Supplied material ▸
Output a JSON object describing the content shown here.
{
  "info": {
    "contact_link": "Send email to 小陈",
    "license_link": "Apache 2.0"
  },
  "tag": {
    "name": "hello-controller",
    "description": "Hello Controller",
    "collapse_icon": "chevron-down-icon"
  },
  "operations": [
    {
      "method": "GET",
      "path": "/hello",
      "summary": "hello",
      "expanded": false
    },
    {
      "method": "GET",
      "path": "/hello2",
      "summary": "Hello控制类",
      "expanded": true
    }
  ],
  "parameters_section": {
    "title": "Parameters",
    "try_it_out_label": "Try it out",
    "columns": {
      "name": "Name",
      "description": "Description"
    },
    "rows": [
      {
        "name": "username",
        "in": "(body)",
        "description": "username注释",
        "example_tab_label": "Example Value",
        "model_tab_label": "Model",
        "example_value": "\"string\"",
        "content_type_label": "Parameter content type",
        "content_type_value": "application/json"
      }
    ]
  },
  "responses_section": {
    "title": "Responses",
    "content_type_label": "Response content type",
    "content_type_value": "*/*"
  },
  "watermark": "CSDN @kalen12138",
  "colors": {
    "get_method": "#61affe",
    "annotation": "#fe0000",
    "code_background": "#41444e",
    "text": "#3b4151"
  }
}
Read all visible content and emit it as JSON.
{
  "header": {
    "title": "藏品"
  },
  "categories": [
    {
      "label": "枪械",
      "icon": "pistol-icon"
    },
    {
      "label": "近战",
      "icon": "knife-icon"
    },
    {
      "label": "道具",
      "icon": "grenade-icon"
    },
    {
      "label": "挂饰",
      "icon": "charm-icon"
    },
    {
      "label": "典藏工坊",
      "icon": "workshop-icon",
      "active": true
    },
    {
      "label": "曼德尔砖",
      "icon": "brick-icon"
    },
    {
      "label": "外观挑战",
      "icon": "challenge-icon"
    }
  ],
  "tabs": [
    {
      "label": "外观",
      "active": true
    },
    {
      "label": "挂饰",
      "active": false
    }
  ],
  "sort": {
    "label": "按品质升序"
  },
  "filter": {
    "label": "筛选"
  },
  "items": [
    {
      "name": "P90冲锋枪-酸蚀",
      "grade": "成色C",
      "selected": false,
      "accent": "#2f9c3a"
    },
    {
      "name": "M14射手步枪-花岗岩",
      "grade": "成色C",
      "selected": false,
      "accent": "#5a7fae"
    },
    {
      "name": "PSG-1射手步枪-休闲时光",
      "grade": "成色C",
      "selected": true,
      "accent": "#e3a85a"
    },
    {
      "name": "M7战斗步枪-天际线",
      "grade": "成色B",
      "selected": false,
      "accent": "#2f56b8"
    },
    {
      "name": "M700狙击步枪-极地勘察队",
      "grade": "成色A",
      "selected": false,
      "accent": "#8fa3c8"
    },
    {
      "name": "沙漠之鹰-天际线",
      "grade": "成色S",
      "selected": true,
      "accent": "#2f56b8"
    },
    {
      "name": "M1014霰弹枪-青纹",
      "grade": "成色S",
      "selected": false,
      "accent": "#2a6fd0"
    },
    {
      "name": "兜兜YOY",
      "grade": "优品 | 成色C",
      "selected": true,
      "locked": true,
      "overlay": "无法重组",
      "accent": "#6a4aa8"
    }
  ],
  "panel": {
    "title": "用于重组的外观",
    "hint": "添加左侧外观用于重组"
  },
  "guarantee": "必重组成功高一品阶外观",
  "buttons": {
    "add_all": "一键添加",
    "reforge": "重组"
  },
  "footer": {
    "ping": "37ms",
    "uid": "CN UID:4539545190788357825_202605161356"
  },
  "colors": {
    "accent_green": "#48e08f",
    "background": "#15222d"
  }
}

What you will do ▸ Take each line of the material that contains the word "icon" and list it.

Exercise answer ▸
    "collapse_icon": "chevron-down-icon"
      "icon": "pistol-icon"
      "icon": "knife-icon"
      "icon": "grenade-icon"
      "icon": "charm-icon"
      "icon": "workshop-icon",
      "icon": "brick-icon"
      "icon": "challenge-icon"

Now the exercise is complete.